═══ Data to process ═══

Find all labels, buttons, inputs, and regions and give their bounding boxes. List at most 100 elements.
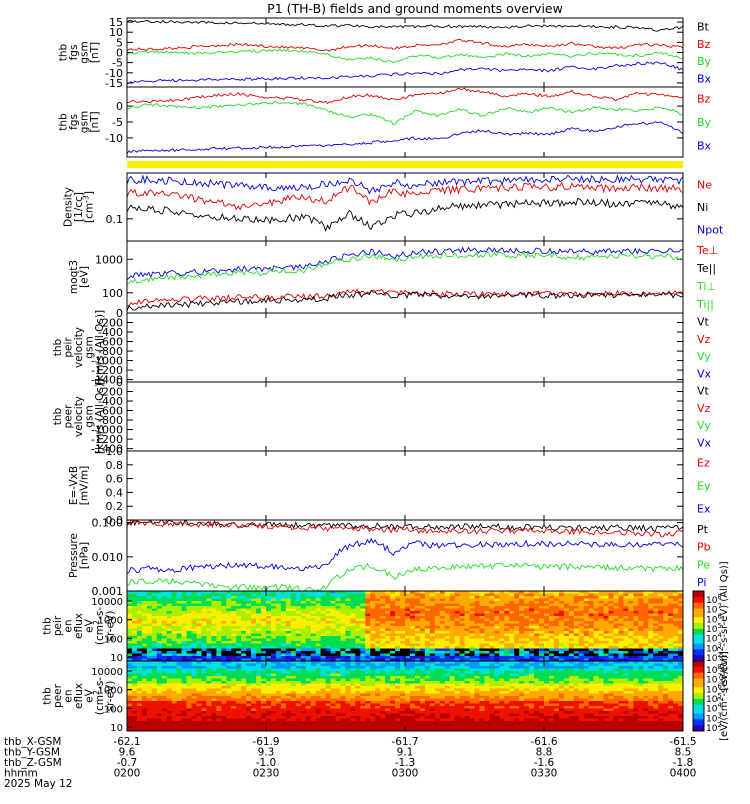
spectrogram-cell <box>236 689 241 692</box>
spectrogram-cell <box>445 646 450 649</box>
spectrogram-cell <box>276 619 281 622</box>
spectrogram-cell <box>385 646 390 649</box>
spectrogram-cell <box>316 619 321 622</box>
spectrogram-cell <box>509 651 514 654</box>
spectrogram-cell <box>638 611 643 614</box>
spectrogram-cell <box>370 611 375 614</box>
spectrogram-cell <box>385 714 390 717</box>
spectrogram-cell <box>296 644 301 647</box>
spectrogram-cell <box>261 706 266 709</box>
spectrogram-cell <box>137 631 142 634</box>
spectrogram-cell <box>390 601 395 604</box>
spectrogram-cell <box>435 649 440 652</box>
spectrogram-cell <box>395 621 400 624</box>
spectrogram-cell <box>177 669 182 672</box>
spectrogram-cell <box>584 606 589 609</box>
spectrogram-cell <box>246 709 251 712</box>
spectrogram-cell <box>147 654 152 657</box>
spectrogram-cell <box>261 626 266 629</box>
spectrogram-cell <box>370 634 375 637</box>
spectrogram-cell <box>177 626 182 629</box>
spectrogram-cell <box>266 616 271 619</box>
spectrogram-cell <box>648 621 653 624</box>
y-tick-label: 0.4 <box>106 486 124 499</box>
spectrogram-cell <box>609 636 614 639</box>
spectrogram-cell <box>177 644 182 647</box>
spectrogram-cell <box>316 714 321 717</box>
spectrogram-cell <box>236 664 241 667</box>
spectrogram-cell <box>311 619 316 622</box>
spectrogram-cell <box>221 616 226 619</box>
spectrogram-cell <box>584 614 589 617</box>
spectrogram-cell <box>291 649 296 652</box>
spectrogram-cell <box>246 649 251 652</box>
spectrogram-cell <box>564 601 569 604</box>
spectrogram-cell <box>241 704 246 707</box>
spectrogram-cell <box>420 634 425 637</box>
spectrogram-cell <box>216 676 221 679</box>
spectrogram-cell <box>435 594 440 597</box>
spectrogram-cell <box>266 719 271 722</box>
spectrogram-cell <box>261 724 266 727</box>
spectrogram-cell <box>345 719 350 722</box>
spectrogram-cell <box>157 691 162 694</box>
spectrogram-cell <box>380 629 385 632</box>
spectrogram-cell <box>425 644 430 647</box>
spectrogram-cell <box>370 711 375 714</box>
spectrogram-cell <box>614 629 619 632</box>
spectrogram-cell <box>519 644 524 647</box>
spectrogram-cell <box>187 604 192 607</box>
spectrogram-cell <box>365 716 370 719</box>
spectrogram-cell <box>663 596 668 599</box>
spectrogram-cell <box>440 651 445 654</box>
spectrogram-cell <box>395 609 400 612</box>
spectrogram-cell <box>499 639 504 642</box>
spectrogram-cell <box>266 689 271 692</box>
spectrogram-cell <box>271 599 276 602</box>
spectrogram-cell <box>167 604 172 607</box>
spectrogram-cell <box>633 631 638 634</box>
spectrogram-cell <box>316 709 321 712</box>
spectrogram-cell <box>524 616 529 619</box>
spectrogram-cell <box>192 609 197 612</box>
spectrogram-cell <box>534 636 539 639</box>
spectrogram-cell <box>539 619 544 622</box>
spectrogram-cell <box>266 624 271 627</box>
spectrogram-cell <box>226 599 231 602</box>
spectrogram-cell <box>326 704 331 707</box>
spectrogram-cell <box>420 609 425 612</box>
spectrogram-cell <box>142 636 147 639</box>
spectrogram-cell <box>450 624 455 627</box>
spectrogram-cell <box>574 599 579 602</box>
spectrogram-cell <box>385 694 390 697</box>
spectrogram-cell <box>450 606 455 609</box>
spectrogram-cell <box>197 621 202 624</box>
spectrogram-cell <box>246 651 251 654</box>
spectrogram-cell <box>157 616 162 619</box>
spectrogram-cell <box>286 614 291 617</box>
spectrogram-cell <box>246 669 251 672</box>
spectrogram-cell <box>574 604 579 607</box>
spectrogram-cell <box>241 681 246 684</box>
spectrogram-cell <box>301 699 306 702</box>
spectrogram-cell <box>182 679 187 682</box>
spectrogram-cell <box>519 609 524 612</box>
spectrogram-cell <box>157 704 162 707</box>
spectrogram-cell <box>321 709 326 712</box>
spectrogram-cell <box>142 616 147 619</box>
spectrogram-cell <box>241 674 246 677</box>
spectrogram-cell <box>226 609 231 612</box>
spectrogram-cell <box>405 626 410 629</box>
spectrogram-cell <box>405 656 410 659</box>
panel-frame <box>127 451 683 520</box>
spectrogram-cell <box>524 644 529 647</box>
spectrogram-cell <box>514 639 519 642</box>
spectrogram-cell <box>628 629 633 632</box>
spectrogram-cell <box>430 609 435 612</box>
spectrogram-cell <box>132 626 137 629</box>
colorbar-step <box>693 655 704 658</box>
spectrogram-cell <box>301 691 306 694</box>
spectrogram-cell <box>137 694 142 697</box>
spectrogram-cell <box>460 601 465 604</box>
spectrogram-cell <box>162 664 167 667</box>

═══

# [Work to complete]
Print all of the data above again word for word, and leave out the pictures.

# [Expected output]
Find all labels, buttons, inputs, and regions and give their bounding boxes. List at most 100 elements.
spectrogram-cell <box>236 689 241 692</box>
spectrogram-cell <box>445 646 450 649</box>
spectrogram-cell <box>276 619 281 622</box>
spectrogram-cell <box>385 646 390 649</box>
spectrogram-cell <box>316 619 321 622</box>
spectrogram-cell <box>509 651 514 654</box>
spectrogram-cell <box>638 611 643 614</box>
spectrogram-cell <box>370 611 375 614</box>
spectrogram-cell <box>385 714 390 717</box>
spectrogram-cell <box>296 644 301 647</box>
spectrogram-cell <box>261 706 266 709</box>
spectrogram-cell <box>137 631 142 634</box>
spectrogram-cell <box>390 601 395 604</box>
spectrogram-cell <box>435 649 440 652</box>
spectrogram-cell <box>395 621 400 624</box>
spectrogram-cell <box>177 669 182 672</box>
spectrogram-cell <box>584 606 589 609</box>
spectrogram-cell <box>246 709 251 712</box>
spectrogram-cell <box>147 654 152 657</box>
spectrogram-cell <box>261 626 266 629</box>
spectrogram-cell <box>370 634 375 637</box>
spectrogram-cell <box>177 626 182 629</box>
spectrogram-cell <box>266 616 271 619</box>
spectrogram-cell <box>648 621 653 624</box>
y-tick-label: 0.4 <box>106 486 124 499</box>
spectrogram-cell <box>609 636 614 639</box>
spectrogram-cell <box>177 644 182 647</box>
spectrogram-cell <box>316 714 321 717</box>
spectrogram-cell <box>236 664 241 667</box>
spectrogram-cell <box>311 619 316 622</box>
spectrogram-cell <box>221 616 226 619</box>
spectrogram-cell <box>584 614 589 617</box>
spectrogram-cell <box>291 649 296 652</box>
spectrogram-cell <box>246 649 251 652</box>
spectrogram-cell <box>564 601 569 604</box>
spectrogram-cell <box>241 704 246 707</box>
spectrogram-cell <box>420 634 425 637</box>
spectrogram-cell <box>216 676 221 679</box>
spectrogram-cell <box>435 594 440 597</box>
spectrogram-cell <box>266 719 271 722</box>
spectrogram-cell <box>261 724 266 727</box>
spectrogram-cell <box>345 719 350 722</box>
spectrogram-cell <box>157 691 162 694</box>
spectrogram-cell <box>380 629 385 632</box>
spectrogram-cell <box>425 644 430 647</box>
spectrogram-cell <box>370 711 375 714</box>
spectrogram-cell <box>614 629 619 632</box>
spectrogram-cell <box>519 644 524 647</box>
spectrogram-cell <box>187 604 192 607</box>
spectrogram-cell <box>365 716 370 719</box>
spectrogram-cell <box>663 596 668 599</box>
spectrogram-cell <box>440 651 445 654</box>
spectrogram-cell <box>395 609 400 612</box>
spectrogram-cell <box>499 639 504 642</box>
spectrogram-cell <box>266 689 271 692</box>
spectrogram-cell <box>271 599 276 602</box>
spectrogram-cell <box>167 604 172 607</box>
spectrogram-cell <box>633 631 638 634</box>
spectrogram-cell <box>316 709 321 712</box>
spectrogram-cell <box>524 616 529 619</box>
spectrogram-cell <box>192 609 197 612</box>
spectrogram-cell <box>534 636 539 639</box>
spectrogram-cell <box>539 619 544 622</box>
spectrogram-cell <box>266 624 271 627</box>
spectrogram-cell <box>226 599 231 602</box>
spectrogram-cell <box>326 704 331 707</box>
spectrogram-cell <box>420 609 425 612</box>
spectrogram-cell <box>142 636 147 639</box>
spectrogram-cell <box>450 624 455 627</box>
spectrogram-cell <box>574 599 579 602</box>
spectrogram-cell <box>385 694 390 697</box>
spectrogram-cell <box>450 606 455 609</box>
spectrogram-cell <box>197 621 202 624</box>
spectrogram-cell <box>246 651 251 654</box>
spectrogram-cell <box>157 616 162 619</box>
spectrogram-cell <box>286 614 291 617</box>
spectrogram-cell <box>246 669 251 672</box>
spectrogram-cell <box>574 604 579 607</box>
spectrogram-cell <box>241 681 246 684</box>
spectrogram-cell <box>301 699 306 702</box>
spectrogram-cell <box>182 679 187 682</box>
spectrogram-cell <box>519 609 524 612</box>
spectrogram-cell <box>157 704 162 707</box>
spectrogram-cell <box>321 709 326 712</box>
spectrogram-cell <box>142 616 147 619</box>
spectrogram-cell <box>241 674 246 677</box>
spectrogram-cell <box>226 609 231 612</box>
spectrogram-cell <box>405 626 410 629</box>
spectrogram-cell <box>405 656 410 659</box>
panel-frame <box>127 451 683 520</box>
spectrogram-cell <box>524 644 529 647</box>
spectrogram-cell <box>514 639 519 642</box>
spectrogram-cell <box>628 629 633 632</box>
spectrogram-cell <box>430 609 435 612</box>
spectrogram-cell <box>132 626 137 629</box>
colorbar-step <box>693 655 704 658</box>
spectrogram-cell <box>301 691 306 694</box>
spectrogram-cell <box>137 694 142 697</box>
spectrogram-cell <box>460 601 465 604</box>
spectrogram-cell <box>162 664 167 667</box>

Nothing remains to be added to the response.